■ **Directions for this task**:
Please output the entries that follow exactly, without a single image.

Segment Open

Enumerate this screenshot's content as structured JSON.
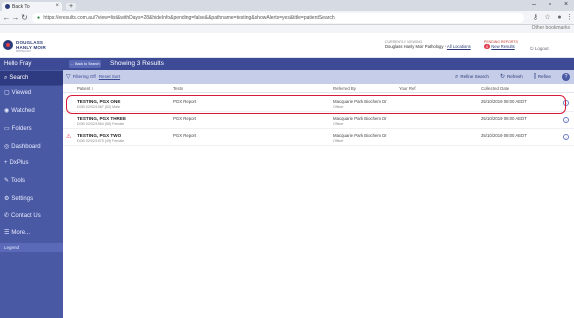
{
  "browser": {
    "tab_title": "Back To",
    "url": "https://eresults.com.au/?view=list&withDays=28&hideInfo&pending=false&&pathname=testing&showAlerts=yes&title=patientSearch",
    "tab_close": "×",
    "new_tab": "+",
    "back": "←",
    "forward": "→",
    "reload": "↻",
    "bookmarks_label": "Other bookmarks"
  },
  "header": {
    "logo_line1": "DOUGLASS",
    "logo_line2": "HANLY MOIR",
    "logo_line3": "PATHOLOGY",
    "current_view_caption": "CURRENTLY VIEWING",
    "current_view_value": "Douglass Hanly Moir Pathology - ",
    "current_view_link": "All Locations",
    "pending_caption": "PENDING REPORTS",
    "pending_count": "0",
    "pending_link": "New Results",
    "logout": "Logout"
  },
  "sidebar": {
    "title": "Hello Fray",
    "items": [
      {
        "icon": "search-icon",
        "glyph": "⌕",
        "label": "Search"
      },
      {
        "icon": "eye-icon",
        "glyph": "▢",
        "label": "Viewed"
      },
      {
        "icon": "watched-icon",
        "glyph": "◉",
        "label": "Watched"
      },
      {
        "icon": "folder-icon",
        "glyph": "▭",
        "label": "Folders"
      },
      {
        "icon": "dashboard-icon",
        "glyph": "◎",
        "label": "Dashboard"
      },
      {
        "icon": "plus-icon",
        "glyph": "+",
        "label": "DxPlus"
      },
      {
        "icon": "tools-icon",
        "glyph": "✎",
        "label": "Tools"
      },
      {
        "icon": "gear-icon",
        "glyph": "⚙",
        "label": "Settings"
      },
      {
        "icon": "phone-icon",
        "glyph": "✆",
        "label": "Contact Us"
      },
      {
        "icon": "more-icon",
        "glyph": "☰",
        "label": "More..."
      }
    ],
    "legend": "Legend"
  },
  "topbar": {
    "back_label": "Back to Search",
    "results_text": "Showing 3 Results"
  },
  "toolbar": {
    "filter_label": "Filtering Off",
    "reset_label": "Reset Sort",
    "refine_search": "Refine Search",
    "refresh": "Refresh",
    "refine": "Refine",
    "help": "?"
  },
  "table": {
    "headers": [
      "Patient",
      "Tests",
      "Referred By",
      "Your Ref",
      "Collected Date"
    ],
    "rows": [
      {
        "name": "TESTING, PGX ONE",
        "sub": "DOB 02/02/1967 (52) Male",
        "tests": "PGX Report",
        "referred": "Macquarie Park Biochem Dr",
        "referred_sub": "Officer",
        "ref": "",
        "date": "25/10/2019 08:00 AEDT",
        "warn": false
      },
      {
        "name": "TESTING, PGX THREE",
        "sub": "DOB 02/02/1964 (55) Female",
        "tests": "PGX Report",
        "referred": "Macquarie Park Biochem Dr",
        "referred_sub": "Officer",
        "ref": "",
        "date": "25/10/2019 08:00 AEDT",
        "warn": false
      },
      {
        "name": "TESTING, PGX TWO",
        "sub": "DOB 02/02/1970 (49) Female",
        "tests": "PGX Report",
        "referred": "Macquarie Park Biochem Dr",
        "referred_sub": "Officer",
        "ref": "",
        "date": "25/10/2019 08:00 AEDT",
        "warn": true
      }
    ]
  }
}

Segment Closed

■ **Solution to the exercise**:
Enumerate this screenshot's content as structured JSON.
{
  "browser": {
    "tab_title": "Back To",
    "url": "https://eresults.com.au/?view=list&withDays=28&hideInfo&pending=false&&pathname=testing&showAlerts=yes&title=patientSearch",
    "tab_close": "×",
    "new_tab": "+",
    "back": "←",
    "forward": "→",
    "reload": "↻",
    "bookmarks_label": "Other bookmarks"
  },
  "header": {
    "logo_line1": "DOUGLASS",
    "logo_line2": "HANLY MOIR",
    "logo_line3": "PATHOLOGY",
    "current_view_caption": "CURRENTLY VIEWING",
    "current_view_value": "Douglass Hanly Moir Pathology - ",
    "current_view_link": "All Locations",
    "pending_caption": "PENDING REPORTS",
    "pending_count": "0",
    "pending_link": "New Results",
    "logout": "Logout"
  },
  "sidebar": {
    "title": "Hello Fray",
    "items": [
      {
        "icon": "search-icon",
        "glyph": "⌕",
        "label": "Search"
      },
      {
        "icon": "eye-icon",
        "glyph": "▢",
        "label": "Viewed"
      },
      {
        "icon": "watched-icon",
        "glyph": "◉",
        "label": "Watched"
      },
      {
        "icon": "folder-icon",
        "glyph": "▭",
        "label": "Folders"
      },
      {
        "icon": "dashboard-icon",
        "glyph": "◎",
        "label": "Dashboard"
      },
      {
        "icon": "plus-icon",
        "glyph": "+",
        "label": "DxPlus"
      },
      {
        "icon": "tools-icon",
        "glyph": "✎",
        "label": "Tools"
      },
      {
        "icon": "gear-icon",
        "glyph": "⚙",
        "label": "Settings"
      },
      {
        "icon": "phone-icon",
        "glyph": "✆",
        "label": "Contact Us"
      },
      {
        "icon": "more-icon",
        "glyph": "☰",
        "label": "More..."
      }
    ],
    "legend": "Legend"
  },
  "topbar": {
    "back_label": "Back to Search",
    "results_text": "Showing 3 Results"
  },
  "toolbar": {
    "filter_label": "Filtering Off",
    "reset_label": "Reset Sort",
    "refine_search": "Refine Search",
    "refresh": "Refresh",
    "refine": "Refine",
    "help": "?"
  },
  "table": {
    "headers": [
      "Patient",
      "Tests",
      "Referred By",
      "Your Ref",
      "Collected Date"
    ],
    "rows": [
      {
        "name": "TESTING, PGX ONE",
        "sub": "DOB 02/02/1967 (52) Male",
        "tests": "PGX Report",
        "referred": "Macquarie Park Biochem Dr",
        "referred_sub": "Officer",
        "ref": "",
        "date": "25/10/2019 08:00 AEDT",
        "warn": false
      },
      {
        "name": "TESTING, PGX THREE",
        "sub": "DOB 02/02/1964 (55) Female",
        "tests": "PGX Report",
        "referred": "Macquarie Park Biochem Dr",
        "referred_sub": "Officer",
        "ref": "",
        "date": "25/10/2019 08:00 AEDT",
        "warn": false
      },
      {
        "name": "TESTING, PGX TWO",
        "sub": "DOB 02/02/1970 (49) Female",
        "tests": "PGX Report",
        "referred": "Macquarie Park Biochem Dr",
        "referred_sub": "Officer",
        "ref": "",
        "date": "25/10/2019 08:00 AEDT",
        "warn": true
      }
    ]
  }
}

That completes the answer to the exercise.